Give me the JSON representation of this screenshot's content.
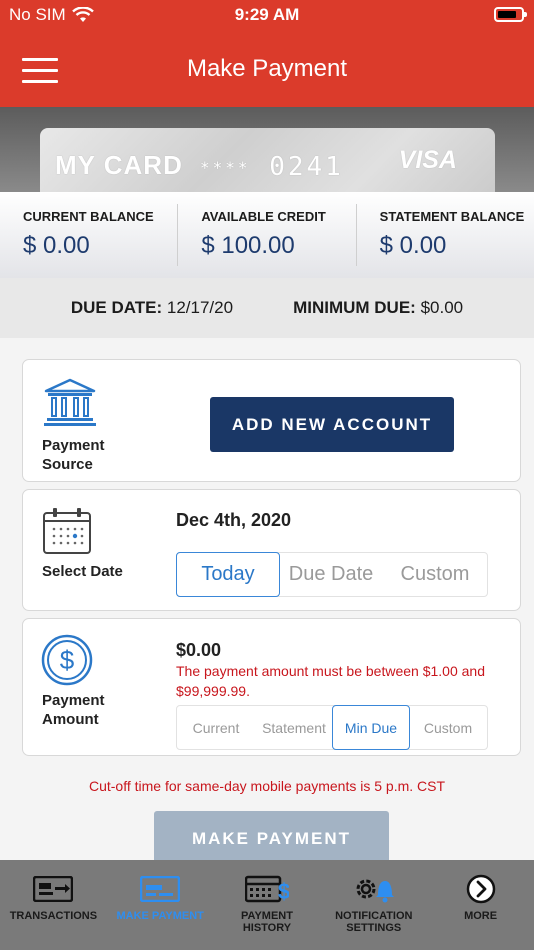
{
  "status": {
    "carrier": "No SIM",
    "time": "9:29 AM"
  },
  "nav": {
    "title": "Make Payment",
    "menu_icon": "hamburger-menu-icon"
  },
  "card": {
    "name": "MY CARD",
    "mask": "****",
    "last4": "0241",
    "brand": "VISA"
  },
  "balances": [
    {
      "label": "CURRENT BALANCE",
      "value": "$ 0.00"
    },
    {
      "label": "AVAILABLE CREDIT",
      "value": "$ 100.00"
    },
    {
      "label": "STATEMENT BALANCE",
      "value": "$ 0.00"
    }
  ],
  "due": {
    "date_label": "DUE DATE:",
    "date_value": "12/17/20",
    "min_label": "MINIMUM DUE:",
    "min_value": "$0.00"
  },
  "source": {
    "label_line1": "Payment",
    "label_line2": "Source",
    "add_button": "ADD NEW ACCOUNT",
    "icon": "bank-icon"
  },
  "date": {
    "label": "Select Date",
    "value": "Dec 4th, 2020",
    "options": [
      "Today",
      "Due Date",
      "Custom"
    ],
    "selected": "Today",
    "icon": "calendar-icon"
  },
  "amount": {
    "label_line1": "Payment",
    "label_line2": "Amount",
    "value": "$0.00",
    "error": "The payment amount must be between $1.00 and $99,999.99.",
    "options": [
      "Current",
      "Statement",
      "Min Due",
      "Custom"
    ],
    "selected": "Min Due",
    "icon": "dollar-circle-icon"
  },
  "cutoff": "Cut-off time for same-day mobile payments is 5 p.m. CST",
  "make_payment": "MAKE PAYMENT",
  "tabs": [
    {
      "label": "TRANSACTIONS",
      "icon": "transactions-icon"
    },
    {
      "label": "MAKE PAYMENT",
      "icon": "card-payment-icon",
      "active": true
    },
    {
      "label": "PAYMENT\nHISTORY",
      "icon": "payment-history-icon"
    },
    {
      "label": "NOTIFICATION\nSETTINGS",
      "icon": "notification-settings-icon"
    },
    {
      "label": "MORE",
      "icon": "chevron-right-circle-icon"
    }
  ],
  "colors": {
    "brand_red": "#db3b2b",
    "navy": "#1a3766",
    "accent_blue": "#2b78c8",
    "error_red": "#c8161d",
    "active_tab": "#2e8ef0"
  }
}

▶ _EXERCISE_
Reproduce the full listing above verbatim, with no pictures included.

▶ _CORRECT ANSWER_
Give me the JSON representation of this screenshot's content.
{
  "status": {
    "carrier": "No SIM",
    "time": "9:29 AM"
  },
  "nav": {
    "title": "Make Payment",
    "menu_icon": "hamburger-menu-icon"
  },
  "card": {
    "name": "MY CARD",
    "mask": "****",
    "last4": "0241",
    "brand": "VISA"
  },
  "balances": [
    {
      "label": "CURRENT BALANCE",
      "value": "$ 0.00"
    },
    {
      "label": "AVAILABLE CREDIT",
      "value": "$ 100.00"
    },
    {
      "label": "STATEMENT BALANCE",
      "value": "$ 0.00"
    }
  ],
  "due": {
    "date_label": "DUE DATE:",
    "date_value": "12/17/20",
    "min_label": "MINIMUM DUE:",
    "min_value": "$0.00"
  },
  "source": {
    "label_line1": "Payment",
    "label_line2": "Source",
    "add_button": "ADD NEW ACCOUNT",
    "icon": "bank-icon"
  },
  "date": {
    "label": "Select Date",
    "value": "Dec 4th, 2020",
    "options": [
      "Today",
      "Due Date",
      "Custom"
    ],
    "selected": "Today",
    "icon": "calendar-icon"
  },
  "amount": {
    "label_line1": "Payment",
    "label_line2": "Amount",
    "value": "$0.00",
    "error": "The payment amount must be between $1.00 and $99,999.99.",
    "options": [
      "Current",
      "Statement",
      "Min Due",
      "Custom"
    ],
    "selected": "Min Due",
    "icon": "dollar-circle-icon"
  },
  "cutoff": "Cut-off time for same-day mobile payments is 5 p.m. CST",
  "make_payment": "MAKE PAYMENT",
  "tabs": [
    {
      "label": "TRANSACTIONS",
      "icon": "transactions-icon"
    },
    {
      "label": "MAKE PAYMENT",
      "icon": "card-payment-icon",
      "active": true
    },
    {
      "label": "PAYMENT\nHISTORY",
      "icon": "payment-history-icon"
    },
    {
      "label": "NOTIFICATION\nSETTINGS",
      "icon": "notification-settings-icon"
    },
    {
      "label": "MORE",
      "icon": "chevron-right-circle-icon"
    }
  ],
  "colors": {
    "brand_red": "#db3b2b",
    "navy": "#1a3766",
    "accent_blue": "#2b78c8",
    "error_red": "#c8161d",
    "active_tab": "#2e8ef0"
  }
}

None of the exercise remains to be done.